# WHAT YOU SHOULD DO
Look through the listing and locate every line containing the word "screenshot"; copy those lines.

Figure contents as structured data
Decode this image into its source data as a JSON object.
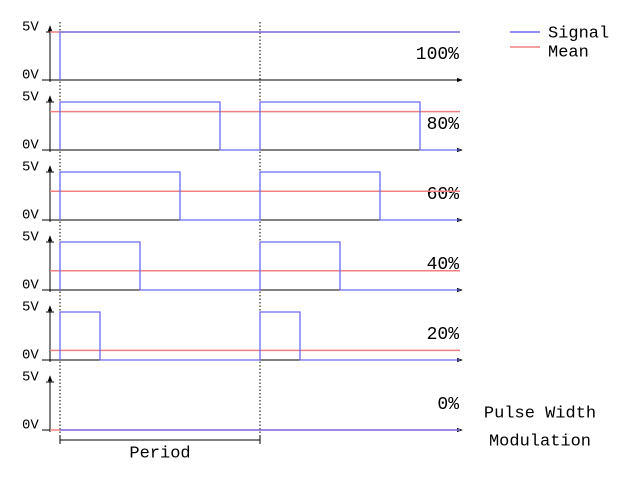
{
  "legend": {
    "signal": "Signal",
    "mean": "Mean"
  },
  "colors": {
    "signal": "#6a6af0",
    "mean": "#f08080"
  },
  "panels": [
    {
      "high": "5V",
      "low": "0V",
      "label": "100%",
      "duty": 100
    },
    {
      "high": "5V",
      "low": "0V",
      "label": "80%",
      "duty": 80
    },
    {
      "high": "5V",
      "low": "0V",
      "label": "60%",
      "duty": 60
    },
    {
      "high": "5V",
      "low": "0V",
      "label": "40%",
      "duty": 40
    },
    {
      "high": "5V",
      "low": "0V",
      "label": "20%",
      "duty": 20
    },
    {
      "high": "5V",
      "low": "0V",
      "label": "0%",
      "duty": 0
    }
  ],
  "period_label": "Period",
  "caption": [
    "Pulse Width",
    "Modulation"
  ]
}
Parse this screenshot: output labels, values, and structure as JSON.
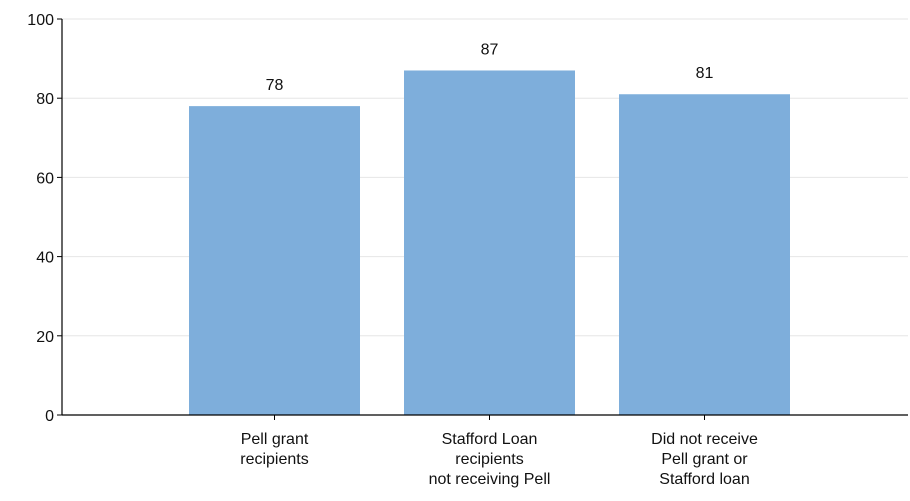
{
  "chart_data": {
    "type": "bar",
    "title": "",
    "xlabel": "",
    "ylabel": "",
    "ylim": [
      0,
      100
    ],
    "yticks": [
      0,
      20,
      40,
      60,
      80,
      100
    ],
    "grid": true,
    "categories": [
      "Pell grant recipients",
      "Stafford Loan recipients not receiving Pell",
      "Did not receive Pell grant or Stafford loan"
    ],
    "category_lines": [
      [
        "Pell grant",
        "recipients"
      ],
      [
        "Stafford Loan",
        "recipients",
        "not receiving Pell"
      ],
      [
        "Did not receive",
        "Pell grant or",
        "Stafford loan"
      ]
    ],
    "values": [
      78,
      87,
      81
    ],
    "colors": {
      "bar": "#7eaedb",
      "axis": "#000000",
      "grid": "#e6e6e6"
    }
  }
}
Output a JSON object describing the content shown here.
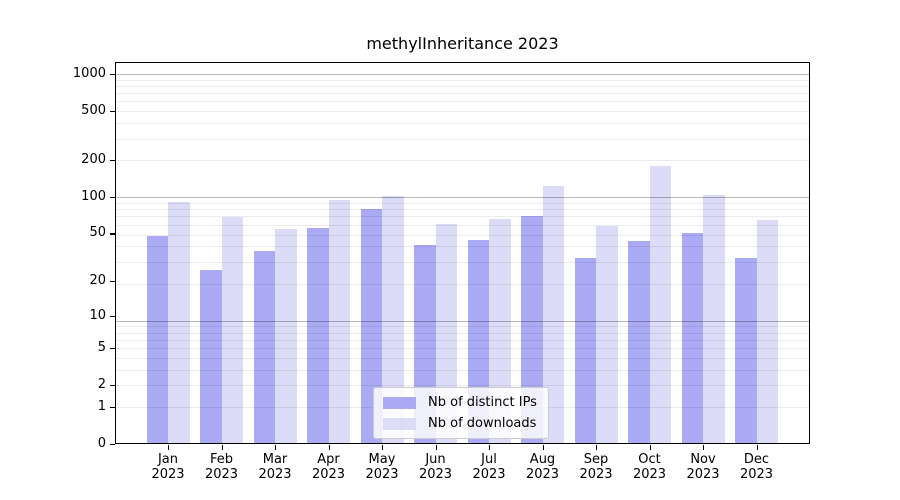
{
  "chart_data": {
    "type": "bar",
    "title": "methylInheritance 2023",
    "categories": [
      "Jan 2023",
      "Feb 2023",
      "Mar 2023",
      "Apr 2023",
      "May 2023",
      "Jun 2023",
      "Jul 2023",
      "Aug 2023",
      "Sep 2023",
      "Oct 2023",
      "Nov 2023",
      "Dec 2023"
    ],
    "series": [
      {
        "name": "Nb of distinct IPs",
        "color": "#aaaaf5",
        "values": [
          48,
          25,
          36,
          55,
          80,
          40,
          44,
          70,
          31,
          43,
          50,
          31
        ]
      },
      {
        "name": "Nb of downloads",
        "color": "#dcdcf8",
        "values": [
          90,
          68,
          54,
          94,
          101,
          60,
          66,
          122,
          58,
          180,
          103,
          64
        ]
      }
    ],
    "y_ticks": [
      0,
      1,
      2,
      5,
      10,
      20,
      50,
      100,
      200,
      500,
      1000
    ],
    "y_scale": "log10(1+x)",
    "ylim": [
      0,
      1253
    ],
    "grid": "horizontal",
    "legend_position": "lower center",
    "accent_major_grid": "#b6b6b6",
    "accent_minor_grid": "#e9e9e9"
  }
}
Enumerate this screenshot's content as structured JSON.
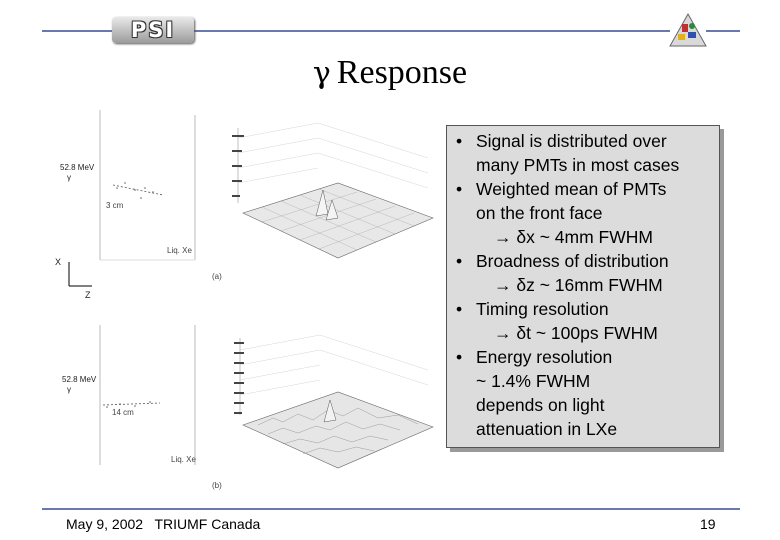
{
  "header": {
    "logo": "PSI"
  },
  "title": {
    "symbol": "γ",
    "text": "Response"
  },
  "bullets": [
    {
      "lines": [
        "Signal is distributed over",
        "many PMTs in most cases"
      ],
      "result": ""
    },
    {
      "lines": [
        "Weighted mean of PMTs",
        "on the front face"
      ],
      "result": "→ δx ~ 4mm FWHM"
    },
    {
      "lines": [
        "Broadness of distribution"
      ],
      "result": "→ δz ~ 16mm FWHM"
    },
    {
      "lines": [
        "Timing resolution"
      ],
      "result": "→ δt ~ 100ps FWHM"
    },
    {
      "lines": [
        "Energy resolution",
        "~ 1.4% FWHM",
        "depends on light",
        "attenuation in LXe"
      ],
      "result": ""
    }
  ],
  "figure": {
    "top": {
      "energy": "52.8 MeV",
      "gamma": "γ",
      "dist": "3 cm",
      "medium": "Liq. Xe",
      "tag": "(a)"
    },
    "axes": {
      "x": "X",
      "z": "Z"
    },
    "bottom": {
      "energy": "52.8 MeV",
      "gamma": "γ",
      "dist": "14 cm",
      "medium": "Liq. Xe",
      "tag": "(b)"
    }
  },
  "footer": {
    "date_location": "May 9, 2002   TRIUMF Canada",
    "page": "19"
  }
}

# CORRECT RESPONSE
Parse this screenshot: output labels, values, and structure as JSON.
Enumerate this screenshot's content as structured JSON.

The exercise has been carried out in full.